Task brief:
Retype each line exactly. Skip images.

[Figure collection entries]
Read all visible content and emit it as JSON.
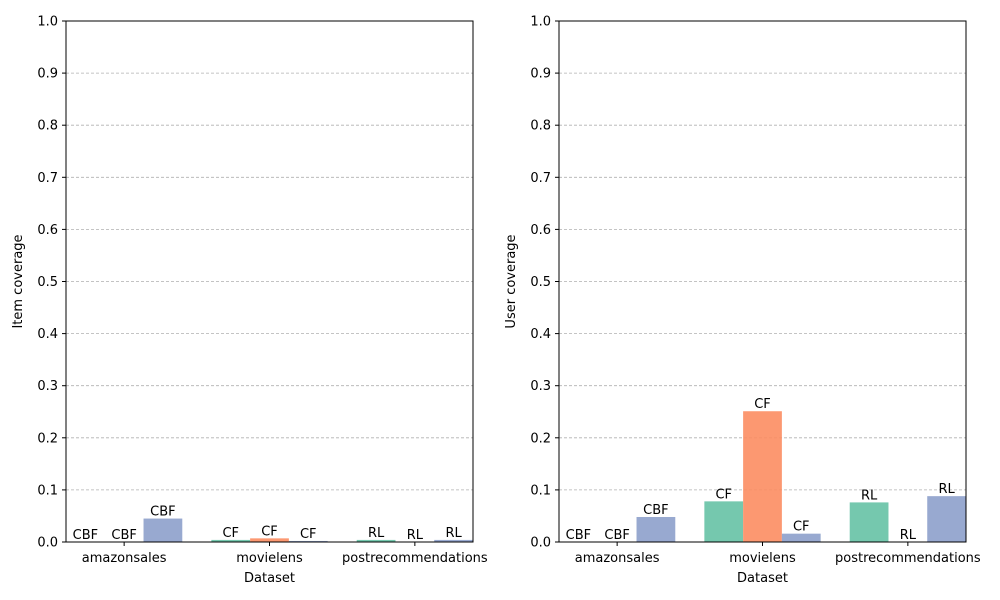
{
  "colors": {
    "series1": "#66c2a5",
    "series2": "#fc8d62",
    "series3": "#8da0cb",
    "grid": "#b0b0b0"
  },
  "chart_data": [
    {
      "type": "bar",
      "xlabel": "Dataset",
      "ylabel": "Item coverage",
      "ylim": [
        0,
        1.0
      ],
      "yticks": [
        "0.0",
        "0.1",
        "0.2",
        "0.3",
        "0.4",
        "0.5",
        "0.6",
        "0.7",
        "0.8",
        "0.9",
        "1.0"
      ],
      "grid": "horizontal dashed",
      "categories": [
        "amazonsales",
        "movielens",
        "postrecommendations"
      ],
      "series": [
        {
          "values": [
            0.0,
            0.004,
            0.004
          ],
          "labels": [
            "CBF",
            "CF",
            "RL"
          ]
        },
        {
          "values": [
            0.0,
            0.007,
            0.0
          ],
          "labels": [
            "CBF",
            "CF",
            "RL"
          ]
        },
        {
          "values": [
            0.045,
            0.002,
            0.004
          ],
          "labels": [
            "CBF",
            "CF",
            "RL"
          ]
        }
      ]
    },
    {
      "type": "bar",
      "xlabel": "Dataset",
      "ylabel": "User coverage",
      "ylim": [
        0,
        1.0
      ],
      "yticks": [
        "0.0",
        "0.1",
        "0.2",
        "0.3",
        "0.4",
        "0.5",
        "0.6",
        "0.7",
        "0.8",
        "0.9",
        "1.0"
      ],
      "grid": "horizontal dashed",
      "categories": [
        "amazonsales",
        "movielens",
        "postrecommendations"
      ],
      "series": [
        {
          "values": [
            0.0,
            0.078,
            0.076
          ],
          "labels": [
            "CBF",
            "CF",
            "RL"
          ]
        },
        {
          "values": [
            0.0,
            0.251,
            0.0
          ],
          "labels": [
            "CBF",
            "CF",
            "RL"
          ]
        },
        {
          "values": [
            0.048,
            0.016,
            0.088
          ],
          "labels": [
            "CBF",
            "CF",
            "RL"
          ]
        }
      ]
    }
  ]
}
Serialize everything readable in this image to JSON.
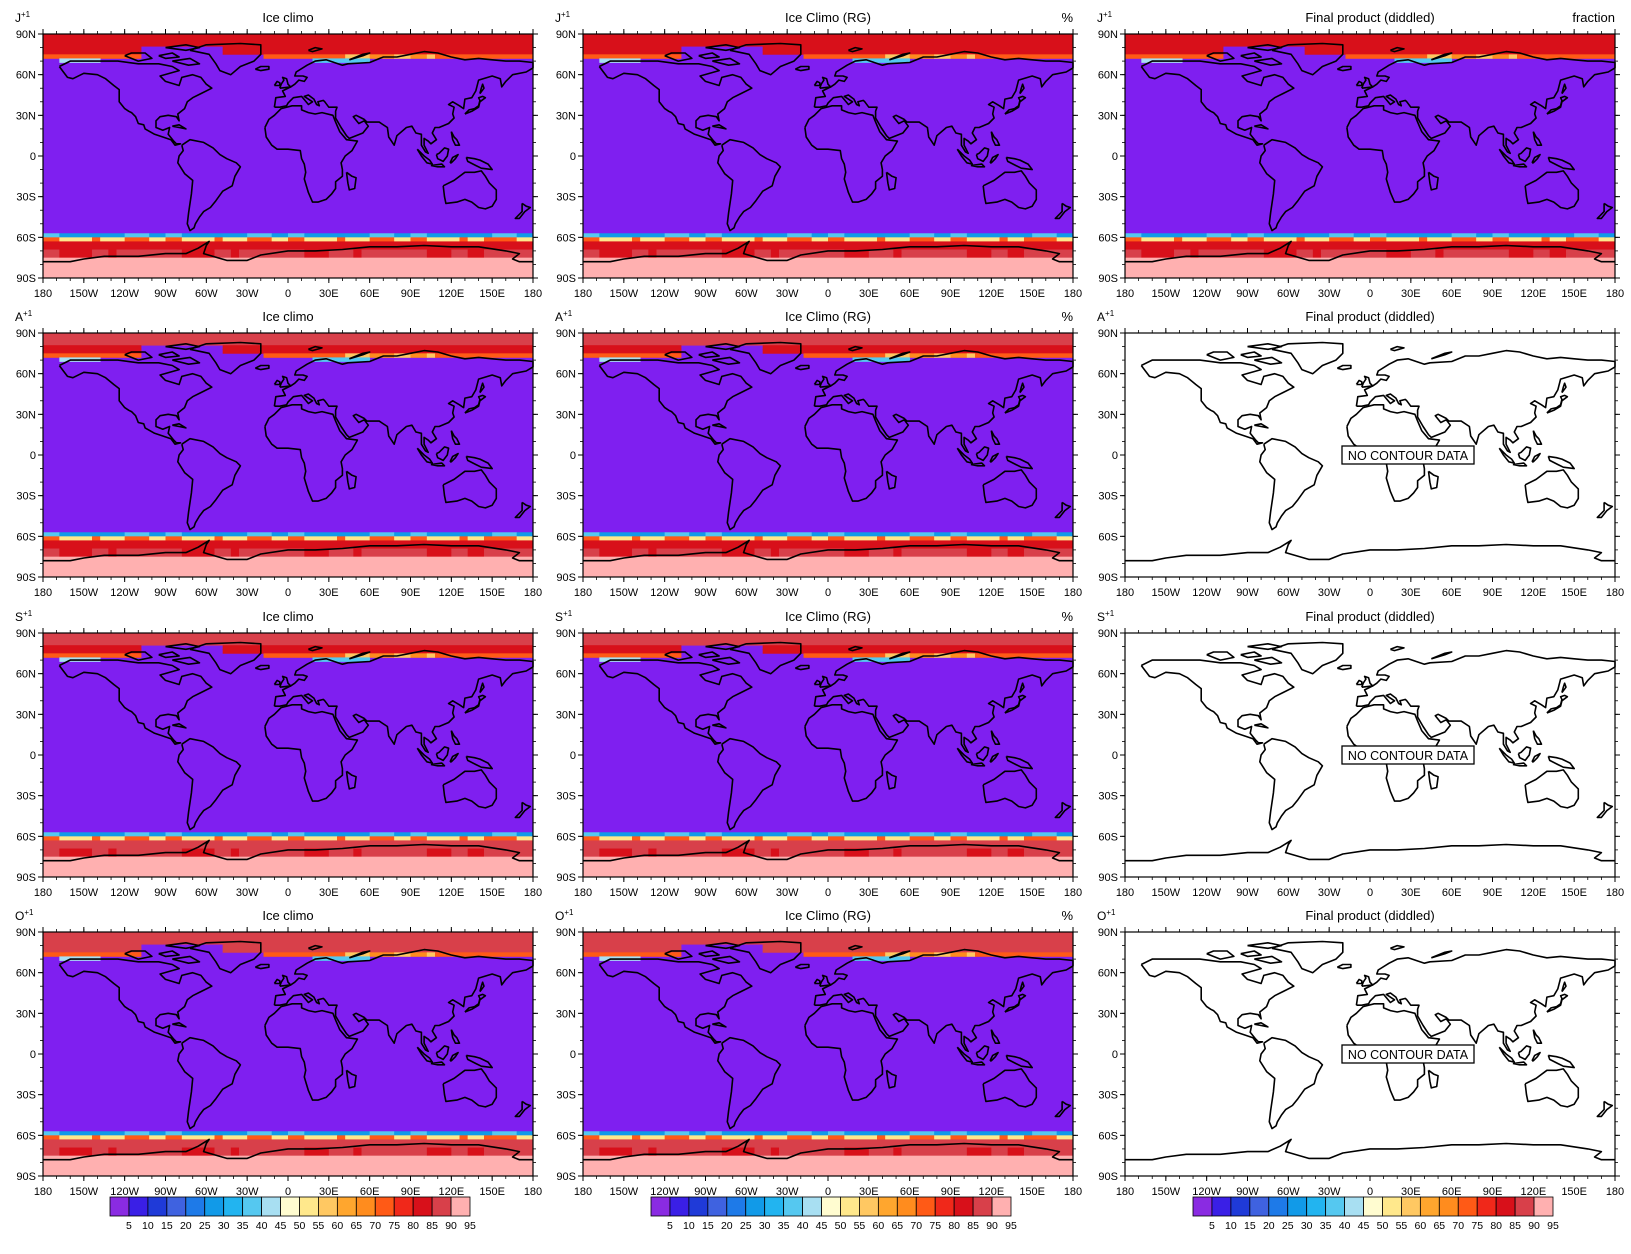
{
  "figure": {
    "row_labels": [
      "J",
      "A",
      "S",
      "O"
    ],
    "row_label_superscript": "+1",
    "column_titles": [
      "Ice climo",
      "Ice Climo (RG)",
      "Final product (diddled)"
    ],
    "units": {
      "row1": [
        "",
        "%",
        "fraction"
      ],
      "other_rows": [
        "",
        "%",
        ""
      ]
    },
    "lat_ticks": [
      "90N",
      "60N",
      "30N",
      "0",
      "30S",
      "60S",
      "90S"
    ],
    "lon_ticks": [
      "180",
      "150W",
      "120W",
      "90W",
      "60W",
      "30W",
      "0",
      "30E",
      "60E",
      "90E",
      "120E",
      "150E",
      "180"
    ],
    "no_data_text": "NO CONTOUR DATA",
    "panels_with_no_data": [
      [
        1,
        2
      ],
      [
        2,
        2
      ],
      [
        3,
        2
      ]
    ],
    "colorbar": {
      "labels": [
        "5",
        "10",
        "15",
        "20",
        "25",
        "30",
        "35",
        "40",
        "45",
        "50",
        "55",
        "60",
        "65",
        "70",
        "75",
        "80",
        "85",
        "90",
        "95"
      ],
      "colors": [
        "#8a2be2",
        "#3a1fe6",
        "#1f3ad8",
        "#3f62e0",
        "#1e7ae8",
        "#119ae8",
        "#22b4f0",
        "#55c8f0",
        "#a8dff2",
        "#fffcd0",
        "#ffe88c",
        "#ffc862",
        "#ffa62e",
        "#ff8c1e",
        "#ff5a16",
        "#f0281a",
        "#d8101a",
        "#d8404a",
        "#ffb0b0"
      ]
    },
    "colors": {
      "open_water": "#7f1ff0",
      "antarctic_interior": "#ffb0b0"
    }
  }
}
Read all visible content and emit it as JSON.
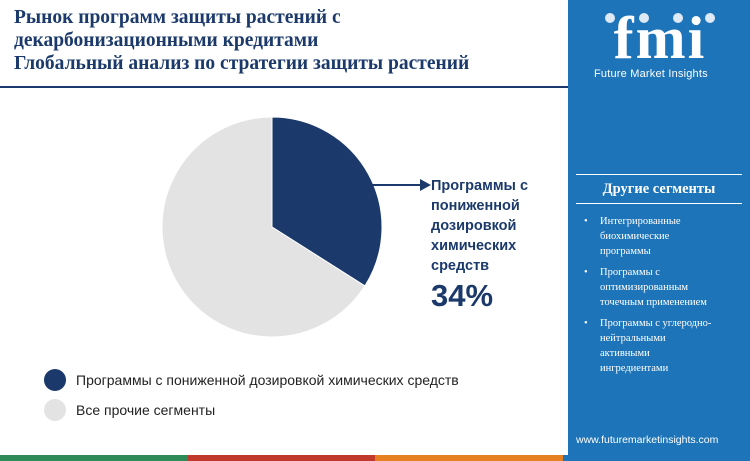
{
  "header": {
    "title_lines": [
      "Рынок программ защиты растений с",
      "декарбонизационными кредитами",
      "Глобальный анализ по стратегии защиты растений"
    ]
  },
  "chart_data": {
    "type": "pie",
    "slices": [
      {
        "label": "Программы с пониженной дозировкой химических средств",
        "value": 34,
        "color": "#1b3a6b"
      },
      {
        "label": "Все прочие сегменты",
        "value": 66,
        "color": "#e3e3e3"
      }
    ],
    "callout": {
      "label_lines": [
        "Программы с",
        "пониженной",
        "дозировкой",
        "химических",
        "средств"
      ],
      "value_text": "34%"
    },
    "legend": [
      {
        "label": "Программы с пониженной дозировкой химических средств",
        "color": "#1b3a6b"
      },
      {
        "label": "Все прочие сегменты",
        "color": "#e3e3e3"
      }
    ],
    "legend_position": "bottom-left"
  },
  "sidebar": {
    "logo_text": "fmi",
    "logo_tagline": "Future Market Insights",
    "heading": "Другие сегменты",
    "items": [
      {
        "lines": [
          "Интегрированные",
          "биохимические",
          "программы"
        ]
      },
      {
        "lines": [
          "Программы с",
          "оптимизированным",
          "точечным применением"
        ]
      },
      {
        "lines": [
          "Программы с углеродно-",
          "нейтральными",
          "активными",
          "ингредиентами"
        ]
      }
    ],
    "url": "www.futuremarketinsights.com"
  },
  "colors": {
    "navy": "#1b3a6b",
    "sidebar_blue": "#1d74b8",
    "pie_grey": "#e3e3e3",
    "bottom_bar": [
      "#2e8b57",
      "#c0392b",
      "#e67e22",
      "#1d74b8"
    ]
  }
}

Completed task:
Read all visible content and emit it as JSON.
{
  "colors": {
    "series1": "#66c2a5",
    "series2": "#fc8d62",
    "series3": "#8da0cb",
    "grid": "#b0b0b0"
  },
  "chart_data": [
    {
      "type": "bar",
      "xlabel": "Dataset",
      "ylabel": "Item coverage",
      "ylim": [
        0,
        1.0
      ],
      "yticks": [
        "0.0",
        "0.1",
        "0.2",
        "0.3",
        "0.4",
        "0.5",
        "0.6",
        "0.7",
        "0.8",
        "0.9",
        "1.0"
      ],
      "grid": "horizontal dashed",
      "categories": [
        "amazonsales",
        "movielens",
        "postrecommendations"
      ],
      "series": [
        {
          "values": [
            0.0,
            0.004,
            0.004
          ],
          "labels": [
            "CBF",
            "CF",
            "RL"
          ]
        },
        {
          "values": [
            0.0,
            0.007,
            0.0
          ],
          "labels": [
            "CBF",
            "CF",
            "RL"
          ]
        },
        {
          "values": [
            0.045,
            0.002,
            0.004
          ],
          "labels": [
            "CBF",
            "CF",
            "RL"
          ]
        }
      ]
    },
    {
      "type": "bar",
      "xlabel": "Dataset",
      "ylabel": "User coverage",
      "ylim": [
        0,
        1.0
      ],
      "yticks": [
        "0.0",
        "0.1",
        "0.2",
        "0.3",
        "0.4",
        "0.5",
        "0.6",
        "0.7",
        "0.8",
        "0.9",
        "1.0"
      ],
      "grid": "horizontal dashed",
      "categories": [
        "amazonsales",
        "movielens",
        "postrecommendations"
      ],
      "series": [
        {
          "values": [
            0.0,
            0.078,
            0.076
          ],
          "labels": [
            "CBF",
            "CF",
            "RL"
          ]
        },
        {
          "values": [
            0.0,
            0.251,
            0.0
          ],
          "labels": [
            "CBF",
            "CF",
            "RL"
          ]
        },
        {
          "values": [
            0.048,
            0.016,
            0.088
          ],
          "labels": [
            "CBF",
            "CF",
            "RL"
          ]
        }
      ]
    }
  ]
}
Serialize everything readable in this image to JSON.
{
  "figure": {
    "row_labels": [
      "J",
      "A",
      "S",
      "O"
    ],
    "row_label_superscript": "+1",
    "column_titles": [
      "Ice climo",
      "Ice Climo (RG)",
      "Final product (diddled)"
    ],
    "units": {
      "row1": [
        "",
        "%",
        "fraction"
      ],
      "other_rows": [
        "",
        "%",
        ""
      ]
    },
    "lat_ticks": [
      "90N",
      "60N",
      "30N",
      "0",
      "30S",
      "60S",
      "90S"
    ],
    "lon_ticks": [
      "180",
      "150W",
      "120W",
      "90W",
      "60W",
      "30W",
      "0",
      "30E",
      "60E",
      "90E",
      "120E",
      "150E",
      "180"
    ],
    "no_data_text": "NO CONTOUR DATA",
    "panels_with_no_data": [
      [
        1,
        2
      ],
      [
        2,
        2
      ],
      [
        3,
        2
      ]
    ],
    "colorbar": {
      "labels": [
        "5",
        "10",
        "15",
        "20",
        "25",
        "30",
        "35",
        "40",
        "45",
        "50",
        "55",
        "60",
        "65",
        "70",
        "75",
        "80",
        "85",
        "90",
        "95"
      ],
      "colors": [
        "#8a2be2",
        "#3a1fe6",
        "#1f3ad8",
        "#3f62e0",
        "#1e7ae8",
        "#119ae8",
        "#22b4f0",
        "#55c8f0",
        "#a8dff2",
        "#fffcd0",
        "#ffe88c",
        "#ffc862",
        "#ffa62e",
        "#ff8c1e",
        "#ff5a16",
        "#f0281a",
        "#d8101a",
        "#d8404a",
        "#ffb0b0"
      ]
    },
    "colors": {
      "open_water": "#7f1ff0",
      "antarctic_interior": "#ffb0b0"
    }
  }
}
Read all visible content and emit it as JSON.
{
  "header": {
    "title_lines": [
      "Рынок программ защиты растений с",
      "декарбонизационными кредитами",
      "Глобальный анализ по стратегии защиты растений"
    ]
  },
  "chart_data": {
    "type": "pie",
    "slices": [
      {
        "label": "Программы с пониженной дозировкой химических средств",
        "value": 34,
        "color": "#1b3a6b"
      },
      {
        "label": "Все прочие сегменты",
        "value": 66,
        "color": "#e3e3e3"
      }
    ],
    "callout": {
      "label_lines": [
        "Программы с",
        "пониженной",
        "дозировкой",
        "химических",
        "средств"
      ],
      "value_text": "34%"
    },
    "legend": [
      {
        "label": "Программы с пониженной дозировкой химических средств",
        "color": "#1b3a6b"
      },
      {
        "label": "Все прочие сегменты",
        "color": "#e3e3e3"
      }
    ],
    "legend_position": "bottom-left"
  },
  "sidebar": {
    "logo_text": "fmi",
    "logo_tagline": "Future Market Insights",
    "heading": "Другие сегменты",
    "items": [
      {
        "lines": [
          "Интегрированные",
          "биохимические",
          "программы"
        ]
      },
      {
        "lines": [
          "Программы с",
          "оптимизированным",
          "точечным применением"
        ]
      },
      {
        "lines": [
          "Программы с углеродно-",
          "нейтральными",
          "активными",
          "ингредиентами"
        ]
      }
    ],
    "url": "www.futuremarketinsights.com"
  },
  "colors": {
    "navy": "#1b3a6b",
    "sidebar_blue": "#1d74b8",
    "pie_grey": "#e3e3e3",
    "bottom_bar": [
      "#2e8b57",
      "#c0392b",
      "#e67e22",
      "#1d74b8"
    ]
  }
}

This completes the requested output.